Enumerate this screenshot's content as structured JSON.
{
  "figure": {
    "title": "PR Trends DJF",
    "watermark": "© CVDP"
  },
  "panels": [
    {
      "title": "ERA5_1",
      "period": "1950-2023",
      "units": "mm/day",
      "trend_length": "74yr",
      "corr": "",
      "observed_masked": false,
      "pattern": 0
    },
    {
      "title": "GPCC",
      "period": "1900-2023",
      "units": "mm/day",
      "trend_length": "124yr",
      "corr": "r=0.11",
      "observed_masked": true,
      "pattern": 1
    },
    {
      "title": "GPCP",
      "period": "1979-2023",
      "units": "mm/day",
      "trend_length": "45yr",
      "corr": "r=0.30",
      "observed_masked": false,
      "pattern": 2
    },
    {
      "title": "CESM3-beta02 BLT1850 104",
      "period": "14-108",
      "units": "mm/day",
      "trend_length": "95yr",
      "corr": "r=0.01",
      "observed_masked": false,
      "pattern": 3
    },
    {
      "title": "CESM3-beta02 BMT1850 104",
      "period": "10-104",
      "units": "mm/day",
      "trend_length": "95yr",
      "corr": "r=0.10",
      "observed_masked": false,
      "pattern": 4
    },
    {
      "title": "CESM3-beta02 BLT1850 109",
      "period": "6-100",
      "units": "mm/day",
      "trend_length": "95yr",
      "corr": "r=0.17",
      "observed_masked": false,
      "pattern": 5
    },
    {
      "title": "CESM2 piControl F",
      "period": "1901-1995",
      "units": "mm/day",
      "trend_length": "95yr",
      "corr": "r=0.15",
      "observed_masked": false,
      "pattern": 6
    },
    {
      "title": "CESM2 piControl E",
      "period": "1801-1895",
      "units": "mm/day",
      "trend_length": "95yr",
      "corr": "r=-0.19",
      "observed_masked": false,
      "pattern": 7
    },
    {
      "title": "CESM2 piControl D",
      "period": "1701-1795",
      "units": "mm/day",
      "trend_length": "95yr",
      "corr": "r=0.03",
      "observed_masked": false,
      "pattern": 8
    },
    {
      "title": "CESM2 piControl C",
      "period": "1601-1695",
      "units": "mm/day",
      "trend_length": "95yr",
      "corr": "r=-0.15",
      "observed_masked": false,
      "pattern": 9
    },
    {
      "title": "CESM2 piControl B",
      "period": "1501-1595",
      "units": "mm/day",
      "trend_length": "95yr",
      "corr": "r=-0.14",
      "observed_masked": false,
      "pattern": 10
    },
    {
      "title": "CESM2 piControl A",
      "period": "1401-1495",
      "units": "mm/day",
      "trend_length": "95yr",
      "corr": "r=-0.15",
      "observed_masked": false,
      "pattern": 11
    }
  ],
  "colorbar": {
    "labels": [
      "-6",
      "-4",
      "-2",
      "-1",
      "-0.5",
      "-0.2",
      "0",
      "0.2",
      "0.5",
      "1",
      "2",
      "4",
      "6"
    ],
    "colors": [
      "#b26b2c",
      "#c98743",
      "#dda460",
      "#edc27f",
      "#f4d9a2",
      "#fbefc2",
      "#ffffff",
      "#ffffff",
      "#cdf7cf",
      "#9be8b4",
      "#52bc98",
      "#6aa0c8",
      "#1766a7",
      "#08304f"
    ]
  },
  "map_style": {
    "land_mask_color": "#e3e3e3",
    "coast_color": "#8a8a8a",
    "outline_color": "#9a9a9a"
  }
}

> _PROBLEM STATEMENT_
Your task is to repeat the data exactly; please include every line.

> _EXPECTED ANSWER_
Enumerate this screenshot's content as structured JSON.
{
  "figure": {
    "title": "PR Trends DJF",
    "watermark": "© CVDP"
  },
  "panels": [
    {
      "title": "ERA5_1",
      "period": "1950-2023",
      "units": "mm/day",
      "trend_length": "74yr",
      "corr": "",
      "observed_masked": false,
      "pattern": 0
    },
    {
      "title": "GPCC",
      "period": "1900-2023",
      "units": "mm/day",
      "trend_length": "124yr",
      "corr": "r=0.11",
      "observed_masked": true,
      "pattern": 1
    },
    {
      "title": "GPCP",
      "period": "1979-2023",
      "units": "mm/day",
      "trend_length": "45yr",
      "corr": "r=0.30",
      "observed_masked": false,
      "pattern": 2
    },
    {
      "title": "CESM3-beta02 BLT1850 104",
      "period": "14-108",
      "units": "mm/day",
      "trend_length": "95yr",
      "corr": "r=0.01",
      "observed_masked": false,
      "pattern": 3
    },
    {
      "title": "CESM3-beta02 BMT1850 104",
      "period": "10-104",
      "units": "mm/day",
      "trend_length": "95yr",
      "corr": "r=0.10",
      "observed_masked": false,
      "pattern": 4
    },
    {
      "title": "CESM3-beta02 BLT1850 109",
      "period": "6-100",
      "units": "mm/day",
      "trend_length": "95yr",
      "corr": "r=0.17",
      "observed_masked": false,
      "pattern": 5
    },
    {
      "title": "CESM2 piControl F",
      "period": "1901-1995",
      "units": "mm/day",
      "trend_length": "95yr",
      "corr": "r=0.15",
      "observed_masked": false,
      "pattern": 6
    },
    {
      "title": "CESM2 piControl E",
      "period": "1801-1895",
      "units": "mm/day",
      "trend_length": "95yr",
      "corr": "r=-0.19",
      "observed_masked": false,
      "pattern": 7
    },
    {
      "title": "CESM2 piControl D",
      "period": "1701-1795",
      "units": "mm/day",
      "trend_length": "95yr",
      "corr": "r=0.03",
      "observed_masked": false,
      "pattern": 8
    },
    {
      "title": "CESM2 piControl C",
      "period": "1601-1695",
      "units": "mm/day",
      "trend_length": "95yr",
      "corr": "r=-0.15",
      "observed_masked": false,
      "pattern": 9
    },
    {
      "title": "CESM2 piControl B",
      "period": "1501-1595",
      "units": "mm/day",
      "trend_length": "95yr",
      "corr": "r=-0.14",
      "observed_masked": false,
      "pattern": 10
    },
    {
      "title": "CESM2 piControl A",
      "period": "1401-1495",
      "units": "mm/day",
      "trend_length": "95yr",
      "corr": "r=-0.15",
      "observed_masked": false,
      "pattern": 11
    }
  ],
  "colorbar": {
    "labels": [
      "-6",
      "-4",
      "-2",
      "-1",
      "-0.5",
      "-0.2",
      "0",
      "0.2",
      "0.5",
      "1",
      "2",
      "4",
      "6"
    ],
    "colors": [
      "#b26b2c",
      "#c98743",
      "#dda460",
      "#edc27f",
      "#f4d9a2",
      "#fbefc2",
      "#ffffff",
      "#ffffff",
      "#cdf7cf",
      "#9be8b4",
      "#52bc98",
      "#6aa0c8",
      "#1766a7",
      "#08304f"
    ]
  },
  "map_style": {
    "land_mask_color": "#e3e3e3",
    "coast_color": "#8a8a8a",
    "outline_color": "#9a9a9a"
  }
}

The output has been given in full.